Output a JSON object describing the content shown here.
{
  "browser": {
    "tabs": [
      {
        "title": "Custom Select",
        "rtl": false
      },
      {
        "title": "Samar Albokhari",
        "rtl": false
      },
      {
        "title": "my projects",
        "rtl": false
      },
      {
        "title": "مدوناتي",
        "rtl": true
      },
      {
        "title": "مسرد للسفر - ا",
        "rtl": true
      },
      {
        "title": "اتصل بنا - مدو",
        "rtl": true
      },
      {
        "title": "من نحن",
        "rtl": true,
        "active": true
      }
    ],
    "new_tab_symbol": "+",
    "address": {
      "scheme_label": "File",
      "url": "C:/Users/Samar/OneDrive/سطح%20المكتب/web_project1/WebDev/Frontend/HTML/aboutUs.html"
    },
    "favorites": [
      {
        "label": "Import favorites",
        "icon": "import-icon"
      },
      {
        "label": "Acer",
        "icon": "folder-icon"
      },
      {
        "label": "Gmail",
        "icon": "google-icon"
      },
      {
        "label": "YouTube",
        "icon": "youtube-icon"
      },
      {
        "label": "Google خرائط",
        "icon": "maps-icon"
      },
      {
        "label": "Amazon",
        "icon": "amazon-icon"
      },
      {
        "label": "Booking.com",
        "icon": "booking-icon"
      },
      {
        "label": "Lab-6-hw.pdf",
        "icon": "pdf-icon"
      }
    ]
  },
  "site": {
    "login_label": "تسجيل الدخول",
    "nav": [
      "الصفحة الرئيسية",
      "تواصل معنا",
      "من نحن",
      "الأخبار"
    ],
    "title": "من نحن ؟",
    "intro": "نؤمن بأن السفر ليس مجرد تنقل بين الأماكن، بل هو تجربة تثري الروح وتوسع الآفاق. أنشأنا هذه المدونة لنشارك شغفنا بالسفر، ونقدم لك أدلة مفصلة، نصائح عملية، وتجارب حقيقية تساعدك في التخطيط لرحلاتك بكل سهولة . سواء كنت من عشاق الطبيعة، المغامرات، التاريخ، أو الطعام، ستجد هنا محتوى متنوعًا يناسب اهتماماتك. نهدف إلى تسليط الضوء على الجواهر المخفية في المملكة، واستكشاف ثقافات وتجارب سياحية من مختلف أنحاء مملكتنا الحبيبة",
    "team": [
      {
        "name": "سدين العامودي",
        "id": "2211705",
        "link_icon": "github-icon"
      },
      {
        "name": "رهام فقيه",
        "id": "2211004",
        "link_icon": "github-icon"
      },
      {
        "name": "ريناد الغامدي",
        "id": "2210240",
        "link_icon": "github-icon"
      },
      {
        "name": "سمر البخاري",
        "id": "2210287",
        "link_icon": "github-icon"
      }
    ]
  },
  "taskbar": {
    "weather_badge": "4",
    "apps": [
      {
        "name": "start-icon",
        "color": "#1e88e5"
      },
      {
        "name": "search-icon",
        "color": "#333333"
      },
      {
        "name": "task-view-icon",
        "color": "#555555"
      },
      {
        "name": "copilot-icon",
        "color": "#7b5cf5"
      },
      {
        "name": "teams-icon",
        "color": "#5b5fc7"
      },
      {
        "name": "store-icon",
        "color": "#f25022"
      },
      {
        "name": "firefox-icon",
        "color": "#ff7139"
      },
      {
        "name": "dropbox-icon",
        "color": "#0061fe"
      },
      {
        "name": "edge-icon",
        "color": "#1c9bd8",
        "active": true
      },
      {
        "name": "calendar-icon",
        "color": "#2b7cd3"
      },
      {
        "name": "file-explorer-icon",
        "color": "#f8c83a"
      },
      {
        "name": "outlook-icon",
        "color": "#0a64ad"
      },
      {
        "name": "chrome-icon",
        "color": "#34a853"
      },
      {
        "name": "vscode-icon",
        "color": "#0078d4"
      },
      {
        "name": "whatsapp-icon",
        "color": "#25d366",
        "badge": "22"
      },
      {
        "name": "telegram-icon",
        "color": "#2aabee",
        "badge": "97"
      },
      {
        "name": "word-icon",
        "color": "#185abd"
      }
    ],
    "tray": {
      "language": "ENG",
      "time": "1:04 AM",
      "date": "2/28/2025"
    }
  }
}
★ ★ ★
#### OBJECTIVE
Reproduce each line verbatim.

#### WRITTEN RESPONSE
Output a JSON object describing the content shown here.
{
  "browser": {
    "tabs": [
      {
        "title": "Custom Select",
        "rtl": false
      },
      {
        "title": "Samar Albokhari",
        "rtl": false
      },
      {
        "title": "my projects",
        "rtl": false
      },
      {
        "title": "مدوناتي",
        "rtl": true
      },
      {
        "title": "مسرد للسفر - ا",
        "rtl": true
      },
      {
        "title": "اتصل بنا - مدو",
        "rtl": true
      },
      {
        "title": "من نحن",
        "rtl": true,
        "active": true
      }
    ],
    "new_tab_symbol": "+",
    "address": {
      "scheme_label": "File",
      "url": "C:/Users/Samar/OneDrive/سطح%20المكتب/web_project1/WebDev/Frontend/HTML/aboutUs.html"
    },
    "favorites": [
      {
        "label": "Import favorites",
        "icon": "import-icon"
      },
      {
        "label": "Acer",
        "icon": "folder-icon"
      },
      {
        "label": "Gmail",
        "icon": "google-icon"
      },
      {
        "label": "YouTube",
        "icon": "youtube-icon"
      },
      {
        "label": "Google خرائط",
        "icon": "maps-icon"
      },
      {
        "label": "Amazon",
        "icon": "amazon-icon"
      },
      {
        "label": "Booking.com",
        "icon": "booking-icon"
      },
      {
        "label": "Lab-6-hw.pdf",
        "icon": "pdf-icon"
      }
    ]
  },
  "site": {
    "login_label": "تسجيل الدخول",
    "nav": [
      "الصفحة الرئيسية",
      "تواصل معنا",
      "من نحن",
      "الأخبار"
    ],
    "title": "من نحن ؟",
    "intro": "نؤمن بأن السفر ليس مجرد تنقل بين الأماكن، بل هو تجربة تثري الروح وتوسع الآفاق. أنشأنا هذه المدونة لنشارك شغفنا بالسفر، ونقدم لك أدلة مفصلة، نصائح عملية، وتجارب حقيقية تساعدك في التخطيط لرحلاتك بكل سهولة . سواء كنت من عشاق الطبيعة، المغامرات، التاريخ، أو الطعام، ستجد هنا محتوى متنوعًا يناسب اهتماماتك. نهدف إلى تسليط الضوء على الجواهر المخفية في المملكة، واستكشاف ثقافات وتجارب سياحية من مختلف أنحاء مملكتنا الحبيبة",
    "team": [
      {
        "name": "سدين العامودي",
        "id": "2211705",
        "link_icon": "github-icon"
      },
      {
        "name": "رهام فقيه",
        "id": "2211004",
        "link_icon": "github-icon"
      },
      {
        "name": "ريناد الغامدي",
        "id": "2210240",
        "link_icon": "github-icon"
      },
      {
        "name": "سمر البخاري",
        "id": "2210287",
        "link_icon": "github-icon"
      }
    ]
  },
  "taskbar": {
    "weather_badge": "4",
    "apps": [
      {
        "name": "start-icon",
        "color": "#1e88e5"
      },
      {
        "name": "search-icon",
        "color": "#333333"
      },
      {
        "name": "task-view-icon",
        "color": "#555555"
      },
      {
        "name": "copilot-icon",
        "color": "#7b5cf5"
      },
      {
        "name": "teams-icon",
        "color": "#5b5fc7"
      },
      {
        "name": "store-icon",
        "color": "#f25022"
      },
      {
        "name": "firefox-icon",
        "color": "#ff7139"
      },
      {
        "name": "dropbox-icon",
        "color": "#0061fe"
      },
      {
        "name": "edge-icon",
        "color": "#1c9bd8",
        "active": true
      },
      {
        "name": "calendar-icon",
        "color": "#2b7cd3"
      },
      {
        "name": "file-explorer-icon",
        "color": "#f8c83a"
      },
      {
        "name": "outlook-icon",
        "color": "#0a64ad"
      },
      {
        "name": "chrome-icon",
        "color": "#34a853"
      },
      {
        "name": "vscode-icon",
        "color": "#0078d4"
      },
      {
        "name": "whatsapp-icon",
        "color": "#25d366",
        "badge": "22"
      },
      {
        "name": "telegram-icon",
        "color": "#2aabee",
        "badge": "97"
      },
      {
        "name": "word-icon",
        "color": "#185abd"
      }
    ],
    "tray": {
      "language": "ENG",
      "time": "1:04 AM",
      "date": "2/28/2025"
    }
  }
}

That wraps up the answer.